Provide only the number of lines in the data below that contain the string "jets".
>> BEGIN RECORDS FOR THIS EXERCISE
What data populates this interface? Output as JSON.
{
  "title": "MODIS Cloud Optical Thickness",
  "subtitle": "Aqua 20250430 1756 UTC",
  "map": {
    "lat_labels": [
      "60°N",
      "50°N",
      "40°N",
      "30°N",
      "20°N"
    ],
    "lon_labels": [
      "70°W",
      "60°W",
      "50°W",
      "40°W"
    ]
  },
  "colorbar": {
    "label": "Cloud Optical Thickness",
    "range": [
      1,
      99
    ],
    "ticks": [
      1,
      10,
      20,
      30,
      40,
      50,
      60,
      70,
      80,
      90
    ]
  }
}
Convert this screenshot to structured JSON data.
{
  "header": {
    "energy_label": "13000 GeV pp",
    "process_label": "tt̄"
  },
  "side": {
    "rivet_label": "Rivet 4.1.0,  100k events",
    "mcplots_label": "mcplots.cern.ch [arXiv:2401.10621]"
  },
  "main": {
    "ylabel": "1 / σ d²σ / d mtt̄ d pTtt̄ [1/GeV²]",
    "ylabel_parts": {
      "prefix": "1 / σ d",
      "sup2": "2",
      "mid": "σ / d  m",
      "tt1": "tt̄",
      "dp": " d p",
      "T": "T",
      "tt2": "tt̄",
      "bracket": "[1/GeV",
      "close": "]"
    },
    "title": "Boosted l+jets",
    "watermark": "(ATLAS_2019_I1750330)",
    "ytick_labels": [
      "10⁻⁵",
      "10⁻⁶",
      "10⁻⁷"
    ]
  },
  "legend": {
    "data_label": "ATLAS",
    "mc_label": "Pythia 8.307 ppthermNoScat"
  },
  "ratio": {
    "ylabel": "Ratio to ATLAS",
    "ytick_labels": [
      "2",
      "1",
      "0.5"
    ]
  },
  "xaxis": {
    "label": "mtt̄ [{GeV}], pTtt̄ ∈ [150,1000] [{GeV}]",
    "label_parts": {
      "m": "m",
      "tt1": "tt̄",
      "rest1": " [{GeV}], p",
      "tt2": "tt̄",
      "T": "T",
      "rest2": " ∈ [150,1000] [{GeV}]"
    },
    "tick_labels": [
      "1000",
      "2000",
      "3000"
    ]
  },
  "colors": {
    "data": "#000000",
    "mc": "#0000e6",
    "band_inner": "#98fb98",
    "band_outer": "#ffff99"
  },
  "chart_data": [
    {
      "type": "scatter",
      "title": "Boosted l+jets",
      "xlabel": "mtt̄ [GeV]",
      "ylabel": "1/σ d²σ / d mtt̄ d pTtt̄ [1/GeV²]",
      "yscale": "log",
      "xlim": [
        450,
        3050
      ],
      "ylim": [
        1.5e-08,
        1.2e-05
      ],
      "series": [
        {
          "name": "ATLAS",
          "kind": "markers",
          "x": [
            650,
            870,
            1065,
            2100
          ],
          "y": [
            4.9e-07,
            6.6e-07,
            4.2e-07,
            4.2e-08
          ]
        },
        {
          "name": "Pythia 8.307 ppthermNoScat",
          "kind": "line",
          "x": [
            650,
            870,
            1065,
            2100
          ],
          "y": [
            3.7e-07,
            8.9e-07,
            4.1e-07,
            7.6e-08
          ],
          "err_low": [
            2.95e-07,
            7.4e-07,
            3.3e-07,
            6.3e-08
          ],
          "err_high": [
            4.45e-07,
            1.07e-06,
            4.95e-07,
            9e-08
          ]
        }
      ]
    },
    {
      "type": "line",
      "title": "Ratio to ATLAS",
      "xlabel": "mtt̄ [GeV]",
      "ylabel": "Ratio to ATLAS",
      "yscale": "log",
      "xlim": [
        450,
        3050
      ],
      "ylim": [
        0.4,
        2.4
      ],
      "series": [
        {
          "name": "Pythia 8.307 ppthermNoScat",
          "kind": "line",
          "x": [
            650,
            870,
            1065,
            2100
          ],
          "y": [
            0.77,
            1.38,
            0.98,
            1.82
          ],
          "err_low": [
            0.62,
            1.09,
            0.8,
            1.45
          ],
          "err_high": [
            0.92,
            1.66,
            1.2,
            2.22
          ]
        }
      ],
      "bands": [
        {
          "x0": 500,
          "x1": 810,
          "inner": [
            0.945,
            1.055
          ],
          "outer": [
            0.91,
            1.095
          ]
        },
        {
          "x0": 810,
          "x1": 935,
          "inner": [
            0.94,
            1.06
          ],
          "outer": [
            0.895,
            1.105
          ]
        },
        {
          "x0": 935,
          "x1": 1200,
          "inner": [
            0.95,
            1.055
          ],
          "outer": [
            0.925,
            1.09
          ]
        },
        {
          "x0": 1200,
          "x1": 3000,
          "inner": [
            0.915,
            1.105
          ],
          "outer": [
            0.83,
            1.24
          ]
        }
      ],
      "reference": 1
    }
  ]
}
>> END RECORDS FOR THIS EXERCISE
* [FULL ANSWER]: 2